■ Given request
From the material below, list every line containing "ylabel".

■ Exercise data
↓
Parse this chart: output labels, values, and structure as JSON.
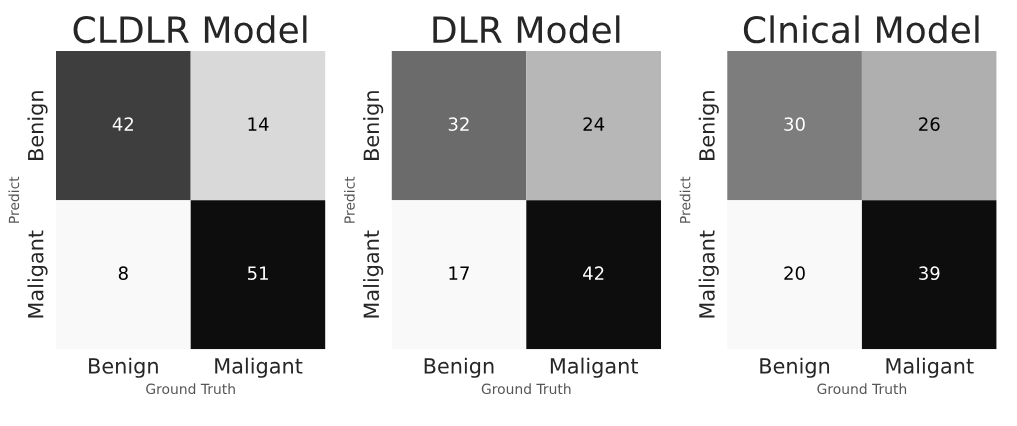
{
  "chart_data": [
    {
      "type": "heatmap",
      "title": "CLDLR Model",
      "xlabel": "Ground Truth",
      "ylabel": "Predict",
      "categories": [
        "Benign",
        "Maligant"
      ],
      "y_categories": [
        "Benign",
        "Maligant"
      ],
      "cells": [
        [
          42,
          14
        ],
        [
          8,
          51
        ]
      ],
      "data_labels": true
    },
    {
      "type": "heatmap",
      "title": "DLR Model",
      "xlabel": "Ground Truth",
      "ylabel": "Predict",
      "categories": [
        "Benign",
        "Maligant"
      ],
      "y_categories": [
        "Benign",
        "Maligant"
      ],
      "cells": [
        [
          32,
          24
        ],
        [
          17,
          42
        ]
      ],
      "data_labels": true
    },
    {
      "type": "heatmap",
      "title": "Clnical Model",
      "xlabel": "Ground Truth",
      "ylabel": "Predict",
      "categories": [
        "Benign",
        "Maligant"
      ],
      "y_categories": [
        "Benign",
        "Maligant"
      ],
      "cells": [
        [
          30,
          26
        ],
        [
          20,
          39
        ]
      ],
      "data_labels": true
    }
  ]
}
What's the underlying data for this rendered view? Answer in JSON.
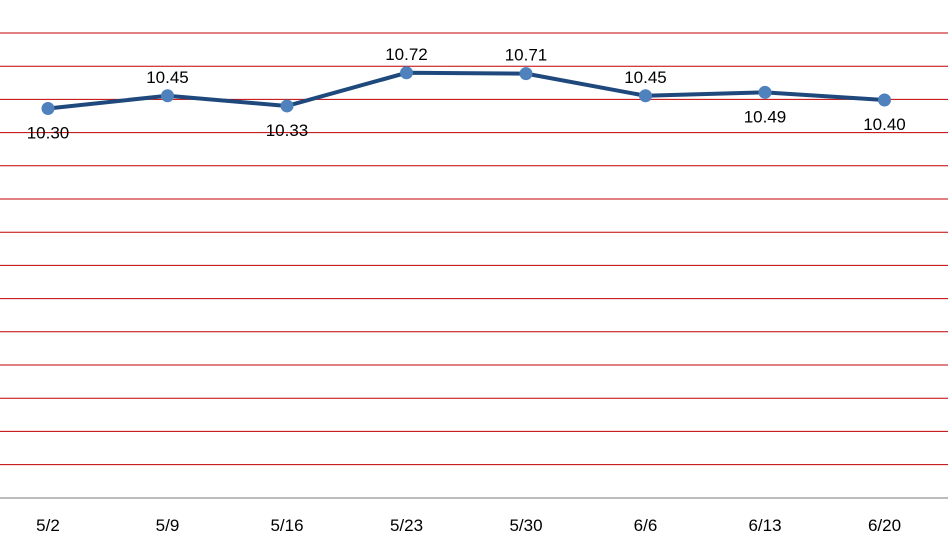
{
  "chart_data": {
    "type": "line",
    "title": "",
    "xlabel": "",
    "ylabel": "",
    "categories": [
      "5/2",
      "5/9",
      "5/16",
      "5/23",
      "5/30",
      "6/6",
      "6/13",
      "6/20"
    ],
    "series": [
      {
        "values": [
          10.3,
          10.45,
          10.33,
          10.72,
          10.71,
          10.45,
          10.49,
          10.4
        ],
        "labels": [
          "10.30",
          "10.45",
          "10.33",
          "10.72",
          "10.71",
          "10.45",
          "10.49",
          "10.40"
        ],
        "label_positions": [
          "below",
          "above",
          "below",
          "above",
          "above",
          "above",
          "below",
          "below"
        ]
      }
    ],
    "ylim": [
      6.7,
      11.05
    ],
    "grid": true,
    "legend": "none",
    "colors": {
      "line": "#1f497d",
      "marker": "#4f81bd",
      "gridline": "#c00000",
      "axis": "#a6a6a6"
    }
  }
}
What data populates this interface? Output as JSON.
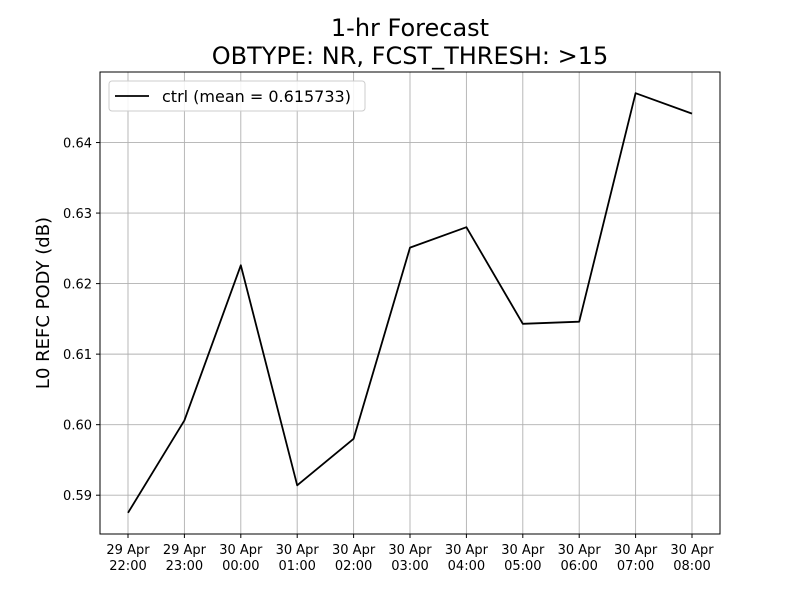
{
  "chart_data": {
    "type": "line",
    "title": "1-hr Forecast",
    "subtitle": "OBTYPE: NR,  FCST_THRESH: >15",
    "xlabel": "",
    "ylabel": "L0 REFC PODY (dB)",
    "categories": [
      [
        "29 Apr",
        "22:00"
      ],
      [
        "29 Apr",
        "23:00"
      ],
      [
        "30 Apr",
        "00:00"
      ],
      [
        "30 Apr",
        "01:00"
      ],
      [
        "30 Apr",
        "02:00"
      ],
      [
        "30 Apr",
        "03:00"
      ],
      [
        "30 Apr",
        "04:00"
      ],
      [
        "30 Apr",
        "05:00"
      ],
      [
        "30 Apr",
        "06:00"
      ],
      [
        "30 Apr",
        "07:00"
      ],
      [
        "30 Apr",
        "08:00"
      ]
    ],
    "series": [
      {
        "name": "ctrl (mean = 0.615733)",
        "color": "#000000",
        "values": [
          0.5875,
          0.6006,
          0.6226,
          0.5914,
          0.598,
          0.6251,
          0.628,
          0.6143,
          0.6146,
          0.647,
          0.6441
        ]
      }
    ],
    "ylim": [
      0.5845,
      0.65
    ],
    "yticks": [
      "0.59",
      "0.60",
      "0.61",
      "0.62",
      "0.63",
      "0.64"
    ],
    "grid": true,
    "legend": "top-left"
  }
}
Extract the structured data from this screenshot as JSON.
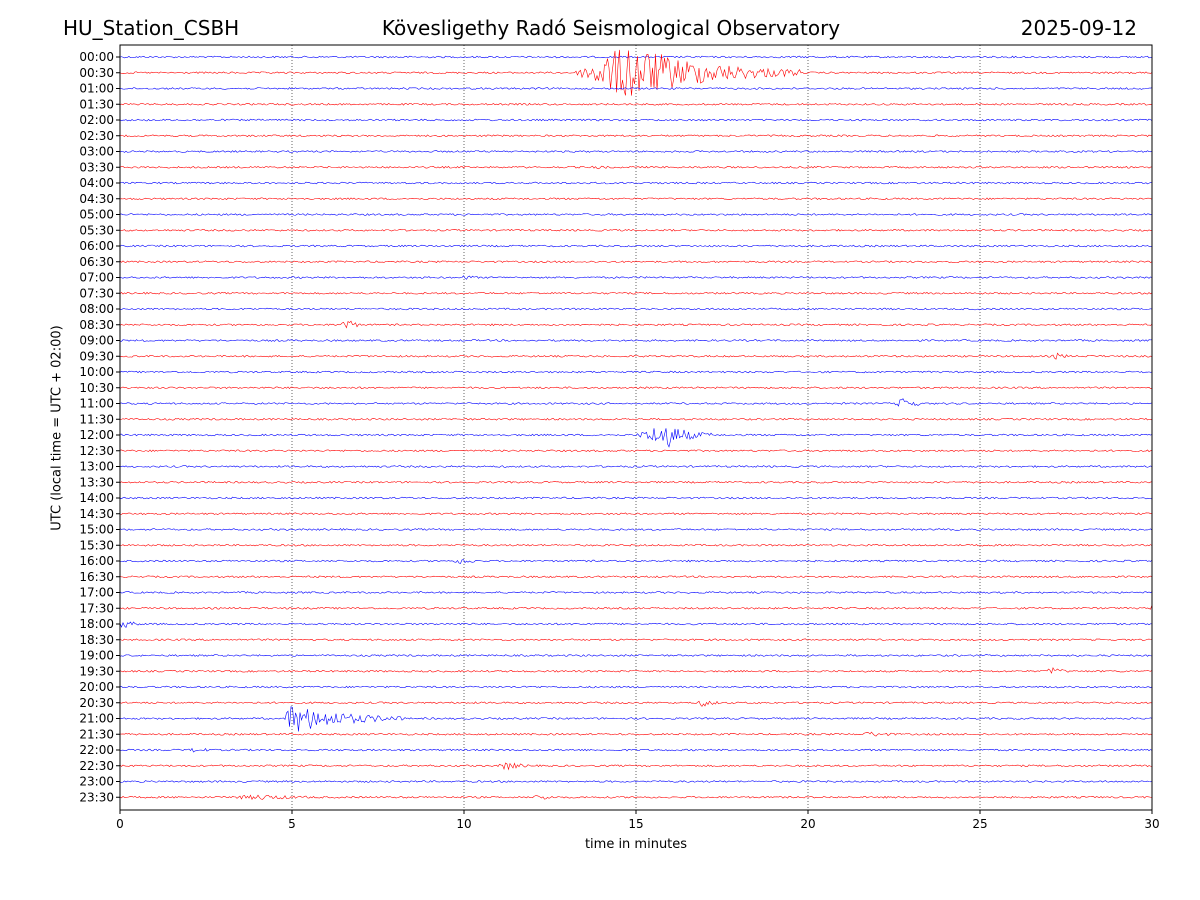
{
  "header": {
    "station": "HU_Station_CSBH",
    "observatory": "Kövesligethy Radó Seismological Observatory",
    "date": "2025-09-12"
  },
  "chart_data": {
    "type": "line",
    "title": "Kövesligethy Radó Seismological Observatory",
    "xlabel": "time in minutes",
    "ylabel": "UTC (local time = UTC + 02:00)",
    "xlim": [
      0,
      30
    ],
    "xticks": [
      0,
      5,
      10,
      15,
      20,
      25,
      30
    ],
    "x_gridlines": [
      5,
      10,
      15,
      20,
      25
    ],
    "grid": "vertical dotted",
    "series_colors": [
      "#0000ff",
      "#ff0000"
    ],
    "rows": [
      "00:00",
      "00:30",
      "01:00",
      "01:30",
      "02:00",
      "02:30",
      "03:00",
      "03:30",
      "04:00",
      "04:30",
      "05:00",
      "05:30",
      "06:00",
      "06:30",
      "07:00",
      "07:30",
      "08:00",
      "08:30",
      "09:00",
      "09:30",
      "10:00",
      "10:30",
      "11:00",
      "11:30",
      "12:00",
      "12:30",
      "13:00",
      "13:30",
      "14:00",
      "14:30",
      "15:00",
      "15:30",
      "16:00",
      "16:30",
      "17:00",
      "17:30",
      "18:00",
      "18:30",
      "19:00",
      "19:30",
      "20:00",
      "20:30",
      "21:00",
      "21:30",
      "22:00",
      "22:30",
      "23:00",
      "23:30"
    ],
    "events": [
      {
        "row": "00:30",
        "start": 13.2,
        "peak": 14.8,
        "end": 19.8,
        "amplitude": 1.8
      },
      {
        "row": "03:30",
        "start": 13.7,
        "peak": 13.9,
        "end": 14.2,
        "amplitude": 0.1
      },
      {
        "row": "07:00",
        "start": 9.9,
        "peak": 10.1,
        "end": 10.4,
        "amplitude": 0.15
      },
      {
        "row": "08:30",
        "start": 6.4,
        "peak": 6.6,
        "end": 7.0,
        "amplitude": 0.45
      },
      {
        "row": "09:30",
        "start": 27.1,
        "peak": 27.3,
        "end": 27.6,
        "amplitude": 0.25
      },
      {
        "row": "11:00",
        "start": 22.5,
        "peak": 22.9,
        "end": 23.3,
        "amplitude": 0.45
      },
      {
        "row": "12:00",
        "start": 15.0,
        "peak": 15.9,
        "end": 17.2,
        "amplitude": 0.8
      },
      {
        "row": "16:00",
        "start": 9.7,
        "peak": 10.0,
        "end": 10.4,
        "amplitude": 0.2
      },
      {
        "row": "17:30",
        "start": 29.9,
        "peak": 30.0,
        "end": 30.0,
        "amplitude": 0.2
      },
      {
        "row": "18:00",
        "start": 0.0,
        "peak": 0.1,
        "end": 0.6,
        "amplitude": 0.35
      },
      {
        "row": "19:30",
        "start": 26.9,
        "peak": 27.1,
        "end": 27.6,
        "amplitude": 0.25
      },
      {
        "row": "20:30",
        "start": 16.8,
        "peak": 17.0,
        "end": 17.4,
        "amplitude": 0.3
      },
      {
        "row": "21:00",
        "start": 4.8,
        "peak": 4.9,
        "end": 8.2,
        "amplitude": 1.0
      },
      {
        "row": "21:30",
        "start": 21.6,
        "peak": 21.8,
        "end": 22.6,
        "amplitude": 0.15
      },
      {
        "row": "22:00",
        "start": 2.0,
        "peak": 2.2,
        "end": 2.7,
        "amplitude": 0.15
      },
      {
        "row": "22:30",
        "start": 11.0,
        "peak": 11.2,
        "end": 12.0,
        "amplitude": 0.25
      },
      {
        "row": "23:30",
        "start": 3.0,
        "peak": 4.2,
        "end": 5.8,
        "amplitude": 0.12
      },
      {
        "row": "23:30",
        "start": 12.0,
        "peak": 12.3,
        "end": 12.6,
        "amplitude": 0.2
      }
    ]
  }
}
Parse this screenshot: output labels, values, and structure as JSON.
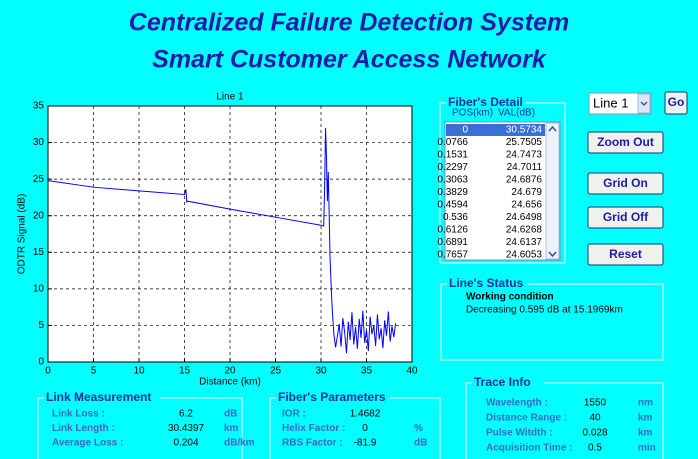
{
  "header": {
    "title": "Centralized Failure Detection System",
    "subtitle": "Smart Customer Access Network"
  },
  "chart_data": {
    "type": "line",
    "title": "Line 1",
    "xlabel": "Distance (km)",
    "ylabel": "ODTR Signal (dB)",
    "x": [
      0,
      5,
      10,
      15,
      15.15,
      15.25,
      15.3,
      20,
      25,
      30,
      30.3,
      30.4,
      30.5,
      30.6,
      30.7,
      30.8,
      30.9,
      31,
      31.2,
      31.4,
      31.6,
      31.8,
      32,
      32.2,
      32.4,
      32.6,
      32.8,
      33,
      33.2,
      33.4,
      33.6,
      33.8,
      34,
      34.2,
      34.4,
      34.6,
      34.8,
      35,
      35.2,
      35.4,
      35.6,
      35.8,
      36,
      36.2,
      36.4,
      36.6,
      36.8,
      37,
      37.2,
      37.4,
      37.6,
      37.8,
      38,
      38.2
    ],
    "values": [
      24.8,
      23.9,
      23.4,
      22.9,
      23.6,
      21.9,
      22.0,
      20.9,
      19.8,
      18.7,
      18.6,
      24,
      32,
      28,
      22,
      26,
      20,
      14,
      8,
      4,
      2,
      3.5,
      5.2,
      2.1,
      6.0,
      4.1,
      1.2,
      5.5,
      3.0,
      6.8,
      2.4,
      4.8,
      1.8,
      5.9,
      3.3,
      7.0,
      2.6,
      4.4,
      1.5,
      6.2,
      3.8,
      5.0,
      2.2,
      6.5,
      3.1,
      4.6,
      1.9,
      5.7,
      3.6,
      6.9,
      2.8,
      4.9,
      3.4,
      5.3
    ],
    "color": "#0000ff",
    "xlim": [
      0,
      40
    ],
    "ylim": [
      0,
      35
    ],
    "xticks": [
      0,
      5,
      10,
      15,
      20,
      25,
      30,
      35,
      40
    ],
    "yticks": [
      0,
      5,
      10,
      15,
      20,
      25,
      30,
      35
    ],
    "grid": true
  },
  "fiber_detail": {
    "title": "Fiber's Detail",
    "columns": [
      "POS(km)",
      "VAL(dB)"
    ],
    "rows": [
      [
        "0",
        "30.5734"
      ],
      [
        "0.0766",
        "25.7505"
      ],
      [
        "0.1531",
        "24.7473"
      ],
      [
        "0.2297",
        "24.7011"
      ],
      [
        "0.3063",
        "24.6876"
      ],
      [
        "0.3829",
        "24.679"
      ],
      [
        "0.4594",
        "24.656"
      ],
      [
        "0.536",
        "24.6498"
      ],
      [
        "0.6126",
        "24.6268"
      ],
      [
        "0.6891",
        "24.6137"
      ],
      [
        "0.7657",
        "24.6053"
      ]
    ]
  },
  "controls": {
    "line_select": "Line 1",
    "go": "Go",
    "buttons": [
      "Zoom Out",
      "Grid On",
      "Grid Off",
      "Reset"
    ]
  },
  "line_status": {
    "title": "Line's Status",
    "condition": "Working condition",
    "message": "Decreasing 0.595 dB at 15.1969km"
  },
  "link_measurement": {
    "title": "Link Measurement",
    "rows": [
      [
        "Link Loss :",
        "6.2",
        "dB"
      ],
      [
        "Link Length :",
        "30.4397",
        "km"
      ],
      [
        "Average Loss :",
        "0.204",
        "dB/km"
      ]
    ]
  },
  "fiber_parameters": {
    "title": "Fiber's Parameters",
    "rows": [
      [
        "IOR :",
        "1.4682",
        ""
      ],
      [
        "Helix Factor :",
        "0",
        "%"
      ],
      [
        "RBS Factor :",
        "-81.9",
        "dB"
      ]
    ]
  },
  "trace_info": {
    "title": "Trace Info",
    "rows": [
      [
        "Wavelength :",
        "1550",
        "nm"
      ],
      [
        "Distance Range :",
        "40",
        "km"
      ],
      [
        "Pulse Witdth :",
        "0.028",
        "km"
      ],
      [
        "Acquisition Time :",
        "0.5",
        "min"
      ]
    ]
  }
}
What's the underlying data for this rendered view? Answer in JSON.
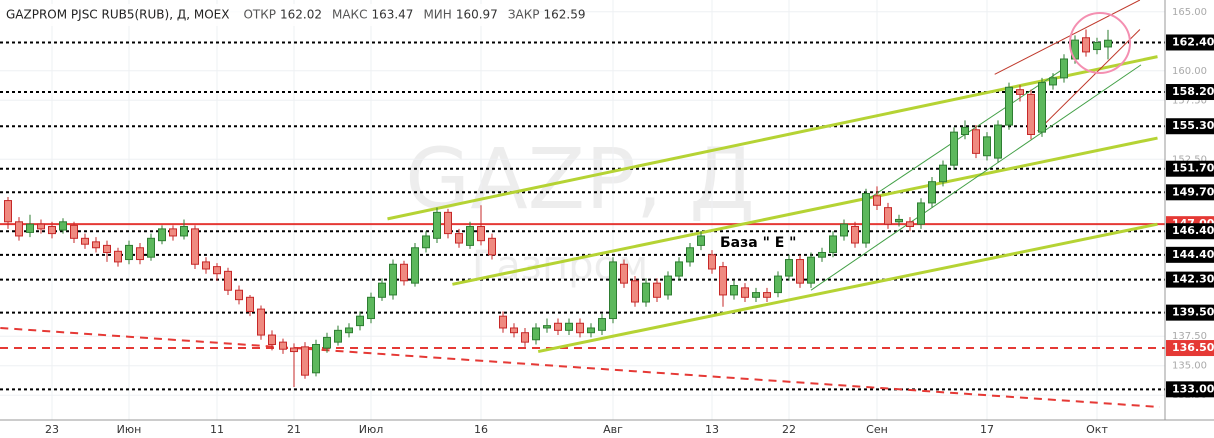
↑
■ Problem solution
      "ylabel": "Predict",
      "ylabel": "Predict",
      "ylabel": "Predict",
    "ylabel": "",
    "ylabel": "L0 REFC PODY (dB)",
    "ylabel": "UTC (local time = UTC + 02:00)",
    "ylabel": "ODTR Signal (dB)",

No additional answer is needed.